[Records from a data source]

--*--

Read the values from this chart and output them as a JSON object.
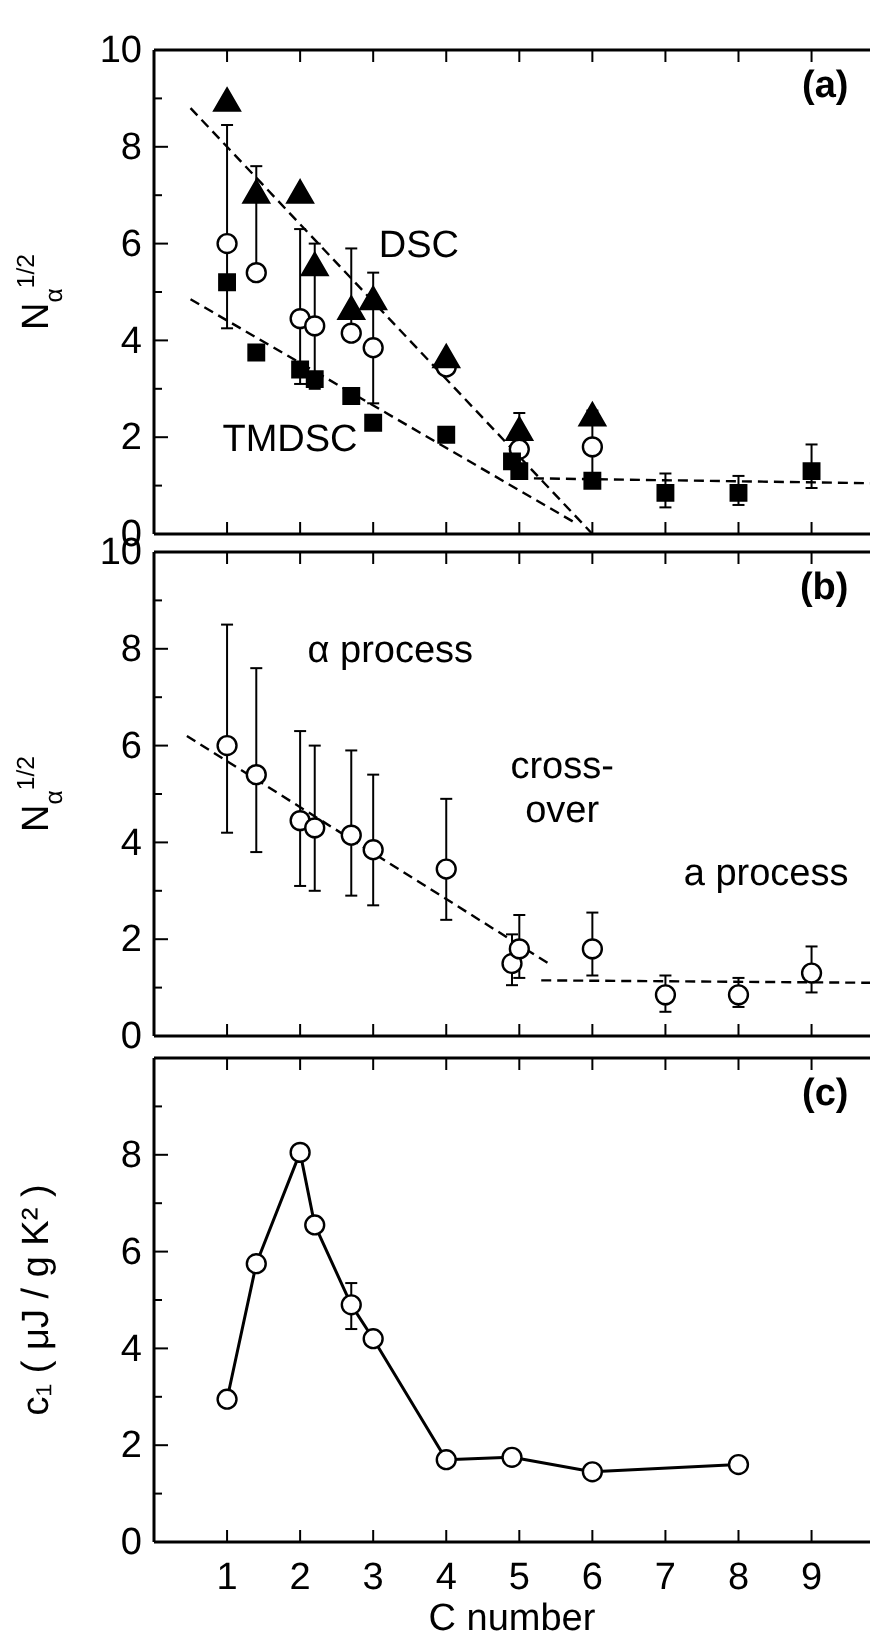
{
  "chart_data": [
    {
      "type": "scatter",
      "ylabel": "N$_{α}$$^{1/2}$",
      "xlim": [
        0,
        9.8
      ],
      "xticks": [
        1,
        2,
        3,
        4,
        5,
        6,
        7,
        8,
        9
      ],
      "ylim": [
        0,
        10
      ],
      "yticks": [
        0,
        {
          "value": 1,
          "label": null
        },
        2,
        {
          "value": 3,
          "label": null
        },
        4,
        {
          "value": 5,
          "label": null
        },
        6,
        {
          "value": 7,
          "label": null
        },
        8,
        {
          "value": 9,
          "label": null
        },
        10
      ],
      "tick_labels": "y",
      "annotations": [
        "(a)",
        "DSC",
        "TMDSC"
      ],
      "series": [
        {
          "type": "line",
          "line_style": "dashed",
          "marker": "none",
          "color": "#000000",
          "x": [
            0.5,
            6
          ],
          "values": [
            8.8,
            0
          ]
        },
        {
          "type": "line",
          "line_style": "dashed",
          "marker": "none",
          "color": "#000000",
          "x": [
            0.5,
            5.8
          ],
          "values": [
            4.85,
            0.2
          ]
        },
        {
          "type": "line",
          "line_style": "dashed",
          "marker": "none",
          "color": "#000000",
          "x": [
            5.2,
            9.8
          ],
          "values": [
            1.15,
            1.05
          ]
        },
        {
          "marker": "circle",
          "color": "#000000",
          "x": [
            1,
            1.4,
            2,
            2.2,
            2.7,
            3,
            4,
            5,
            6
          ],
          "values": [
            6.0,
            5.4,
            4.45,
            4.3,
            4.15,
            3.85,
            3.45,
            1.75,
            1.8
          ],
          "errors": [
            [
              4.25,
              8.45
            ],
            [
              5.4,
              7.6
            ],
            [
              3.1,
              6.3
            ],
            [
              3.0,
              6.0
            ],
            [
              4.15,
              5.9
            ],
            [
              2.7,
              5.4
            ],
            null,
            [
              1.2,
              2.5
            ],
            [
              1.25,
              2.55
            ]
          ]
        },
        {
          "marker": "square",
          "color": "#000000",
          "x": [
            1,
            1.4,
            2,
            2.2,
            2.7,
            3,
            4,
            4.9,
            5,
            6,
            7,
            8,
            9
          ],
          "values": [
            5.2,
            3.75,
            3.4,
            3.2,
            2.85,
            2.3,
            2.05,
            1.5,
            1.3,
            1.1,
            0.85,
            0.85,
            1.3
          ],
          "errors": [
            null,
            null,
            null,
            null,
            null,
            null,
            null,
            null,
            null,
            null,
            [
              0.55,
              1.25
            ],
            [
              0.6,
              1.2
            ],
            [
              0.95,
              1.85
            ]
          ]
        },
        {
          "marker": "triangle",
          "color": "#000000",
          "x": [
            1,
            1.4,
            2,
            2.2,
            2.7,
            3,
            4,
            5,
            6
          ],
          "values": [
            8.9,
            7.0,
            7.0,
            5.5,
            4.6,
            4.8,
            3.6,
            2.1,
            2.4
          ]
        }
      ]
    },
    {
      "type": "scatter",
      "ylabel": "N$_{α}$$^{1/2}$",
      "xlim": [
        0,
        9.8
      ],
      "xticks": [
        1,
        2,
        3,
        4,
        5,
        6,
        7,
        8,
        9
      ],
      "ylim": [
        0,
        10
      ],
      "yticks": [
        0,
        {
          "value": 1,
          "label": null
        },
        2,
        {
          "value": 3,
          "label": null
        },
        4,
        {
          "value": 5,
          "label": null
        },
        6,
        {
          "value": 7,
          "label": null
        },
        8,
        {
          "value": 9,
          "label": null
        },
        10
      ],
      "tick_labels": "y",
      "annotations": [
        "(b)",
        "α process",
        "cross-\nover",
        "a process"
      ],
      "series": [
        {
          "type": "line",
          "line_style": "dashed",
          "marker": "none",
          "color": "#000000",
          "x": [
            0.45,
            5.4
          ],
          "values": [
            6.2,
            1.5
          ]
        },
        {
          "type": "line",
          "line_style": "dashed",
          "marker": "none",
          "color": "#000000",
          "x": [
            5.3,
            9.8
          ],
          "values": [
            1.15,
            1.1
          ]
        },
        {
          "marker": "circle",
          "color": "#000000",
          "x": [
            1,
            1.4,
            2,
            2.2,
            2.7,
            3,
            4,
            4.9,
            5,
            6,
            7,
            8,
            9
          ],
          "values": [
            6.0,
            5.4,
            4.45,
            4.3,
            4.15,
            3.85,
            3.45,
            1.5,
            1.8,
            1.8,
            0.85,
            0.85,
            1.3
          ],
          "errors": [
            [
              4.2,
              8.5
            ],
            [
              3.8,
              7.6
            ],
            [
              3.1,
              6.3
            ],
            [
              3.0,
              6.0
            ],
            [
              2.9,
              5.9
            ],
            [
              2.7,
              5.4
            ],
            [
              2.4,
              4.9
            ],
            [
              1.05,
              2.1
            ],
            [
              1.2,
              2.5
            ],
            [
              1.25,
              2.55
            ],
            [
              0.5,
              1.25
            ],
            [
              0.6,
              1.2
            ],
            [
              0.9,
              1.85
            ]
          ]
        }
      ]
    },
    {
      "type": "line",
      "ylabel": "c₁ ( μJ / g K² )",
      "xlabel": "C  number",
      "xlim": [
        0,
        9.8
      ],
      "xticks": [
        1,
        2,
        3,
        4,
        5,
        6,
        7,
        8,
        9
      ],
      "ylim": [
        0,
        10
      ],
      "yticks": [
        0,
        {
          "value": 1,
          "label": null
        },
        2,
        {
          "value": 3,
          "label": null
        },
        4,
        {
          "value": 5,
          "label": null
        },
        6,
        {
          "value": 7,
          "label": null
        },
        8,
        {
          "value": 9,
          "label": null
        },
        {
          "value": 10,
          "label": null
        }
      ],
      "annotations": [
        "(c)"
      ],
      "series": [
        {
          "line_style": "solid",
          "marker": "circle",
          "color": "#000000",
          "x": [
            1,
            1.4,
            2,
            2.2,
            2.7,
            3,
            4,
            4.9,
            6,
            8
          ],
          "values": [
            2.95,
            5.75,
            8.05,
            6.55,
            4.9,
            4.2,
            1.7,
            1.75,
            1.45,
            1.6
          ],
          "errors": [
            null,
            null,
            null,
            null,
            [
              4.4,
              5.35
            ],
            null,
            null,
            null,
            null,
            null
          ]
        }
      ]
    }
  ]
}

--*--

> EXERCISE DETAILS
Copy out each record shown above without alteration, skipping any picture.

> SOLUTION BELOW
Read the values from this chart and output them as a JSON object.
{
  "chart_data": [
    {
      "type": "scatter",
      "ylabel": "N$_{α}$$^{1/2}$",
      "xlim": [
        0,
        9.8
      ],
      "xticks": [
        1,
        2,
        3,
        4,
        5,
        6,
        7,
        8,
        9
      ],
      "ylim": [
        0,
        10
      ],
      "yticks": [
        0,
        {
          "value": 1,
          "label": null
        },
        2,
        {
          "value": 3,
          "label": null
        },
        4,
        {
          "value": 5,
          "label": null
        },
        6,
        {
          "value": 7,
          "label": null
        },
        8,
        {
          "value": 9,
          "label": null
        },
        10
      ],
      "tick_labels": "y",
      "annotations": [
        "(a)",
        "DSC",
        "TMDSC"
      ],
      "series": [
        {
          "type": "line",
          "line_style": "dashed",
          "marker": "none",
          "color": "#000000",
          "x": [
            0.5,
            6
          ],
          "values": [
            8.8,
            0
          ]
        },
        {
          "type": "line",
          "line_style": "dashed",
          "marker": "none",
          "color": "#000000",
          "x": [
            0.5,
            5.8
          ],
          "values": [
            4.85,
            0.2
          ]
        },
        {
          "type": "line",
          "line_style": "dashed",
          "marker": "none",
          "color": "#000000",
          "x": [
            5.2,
            9.8
          ],
          "values": [
            1.15,
            1.05
          ]
        },
        {
          "marker": "circle",
          "color": "#000000",
          "x": [
            1,
            1.4,
            2,
            2.2,
            2.7,
            3,
            4,
            5,
            6
          ],
          "values": [
            6.0,
            5.4,
            4.45,
            4.3,
            4.15,
            3.85,
            3.45,
            1.75,
            1.8
          ],
          "errors": [
            [
              4.25,
              8.45
            ],
            [
              5.4,
              7.6
            ],
            [
              3.1,
              6.3
            ],
            [
              3.0,
              6.0
            ],
            [
              4.15,
              5.9
            ],
            [
              2.7,
              5.4
            ],
            null,
            [
              1.2,
              2.5
            ],
            [
              1.25,
              2.55
            ]
          ]
        },
        {
          "marker": "square",
          "color": "#000000",
          "x": [
            1,
            1.4,
            2,
            2.2,
            2.7,
            3,
            4,
            4.9,
            5,
            6,
            7,
            8,
            9
          ],
          "values": [
            5.2,
            3.75,
            3.4,
            3.2,
            2.85,
            2.3,
            2.05,
            1.5,
            1.3,
            1.1,
            0.85,
            0.85,
            1.3
          ],
          "errors": [
            null,
            null,
            null,
            null,
            null,
            null,
            null,
            null,
            null,
            null,
            [
              0.55,
              1.25
            ],
            [
              0.6,
              1.2
            ],
            [
              0.95,
              1.85
            ]
          ]
        },
        {
          "marker": "triangle",
          "color": "#000000",
          "x": [
            1,
            1.4,
            2,
            2.2,
            2.7,
            3,
            4,
            5,
            6
          ],
          "values": [
            8.9,
            7.0,
            7.0,
            5.5,
            4.6,
            4.8,
            3.6,
            2.1,
            2.4
          ]
        }
      ]
    },
    {
      "type": "scatter",
      "ylabel": "N$_{α}$$^{1/2}$",
      "xlim": [
        0,
        9.8
      ],
      "xticks": [
        1,
        2,
        3,
        4,
        5,
        6,
        7,
        8,
        9
      ],
      "ylim": [
        0,
        10
      ],
      "yticks": [
        0,
        {
          "value": 1,
          "label": null
        },
        2,
        {
          "value": 3,
          "label": null
        },
        4,
        {
          "value": 5,
          "label": null
        },
        6,
        {
          "value": 7,
          "label": null
        },
        8,
        {
          "value": 9,
          "label": null
        },
        10
      ],
      "tick_labels": "y",
      "annotations": [
        "(b)",
        "α process",
        "cross-\nover",
        "a process"
      ],
      "series": [
        {
          "type": "line",
          "line_style": "dashed",
          "marker": "none",
          "color": "#000000",
          "x": [
            0.45,
            5.4
          ],
          "values": [
            6.2,
            1.5
          ]
        },
        {
          "type": "line",
          "line_style": "dashed",
          "marker": "none",
          "color": "#000000",
          "x": [
            5.3,
            9.8
          ],
          "values": [
            1.15,
            1.1
          ]
        },
        {
          "marker": "circle",
          "color": "#000000",
          "x": [
            1,
            1.4,
            2,
            2.2,
            2.7,
            3,
            4,
            4.9,
            5,
            6,
            7,
            8,
            9
          ],
          "values": [
            6.0,
            5.4,
            4.45,
            4.3,
            4.15,
            3.85,
            3.45,
            1.5,
            1.8,
            1.8,
            0.85,
            0.85,
            1.3
          ],
          "errors": [
            [
              4.2,
              8.5
            ],
            [
              3.8,
              7.6
            ],
            [
              3.1,
              6.3
            ],
            [
              3.0,
              6.0
            ],
            [
              2.9,
              5.9
            ],
            [
              2.7,
              5.4
            ],
            [
              2.4,
              4.9
            ],
            [
              1.05,
              2.1
            ],
            [
              1.2,
              2.5
            ],
            [
              1.25,
              2.55
            ],
            [
              0.5,
              1.25
            ],
            [
              0.6,
              1.2
            ],
            [
              0.9,
              1.85
            ]
          ]
        }
      ]
    },
    {
      "type": "line",
      "ylabel": "c₁ ( μJ / g K² )",
      "xlabel": "C  number",
      "xlim": [
        0,
        9.8
      ],
      "xticks": [
        1,
        2,
        3,
        4,
        5,
        6,
        7,
        8,
        9
      ],
      "ylim": [
        0,
        10
      ],
      "yticks": [
        0,
        {
          "value": 1,
          "label": null
        },
        2,
        {
          "value": 3,
          "label": null
        },
        4,
        {
          "value": 5,
          "label": null
        },
        6,
        {
          "value": 7,
          "label": null
        },
        8,
        {
          "value": 9,
          "label": null
        },
        {
          "value": 10,
          "label": null
        }
      ],
      "annotations": [
        "(c)"
      ],
      "series": [
        {
          "line_style": "solid",
          "marker": "circle",
          "color": "#000000",
          "x": [
            1,
            1.4,
            2,
            2.2,
            2.7,
            3,
            4,
            4.9,
            6,
            8
          ],
          "values": [
            2.95,
            5.75,
            8.05,
            6.55,
            4.9,
            4.2,
            1.7,
            1.75,
            1.45,
            1.6
          ],
          "errors": [
            null,
            null,
            null,
            null,
            [
              4.4,
              5.35
            ],
            null,
            null,
            null,
            null,
            null
          ]
        }
      ]
    }
  ]
}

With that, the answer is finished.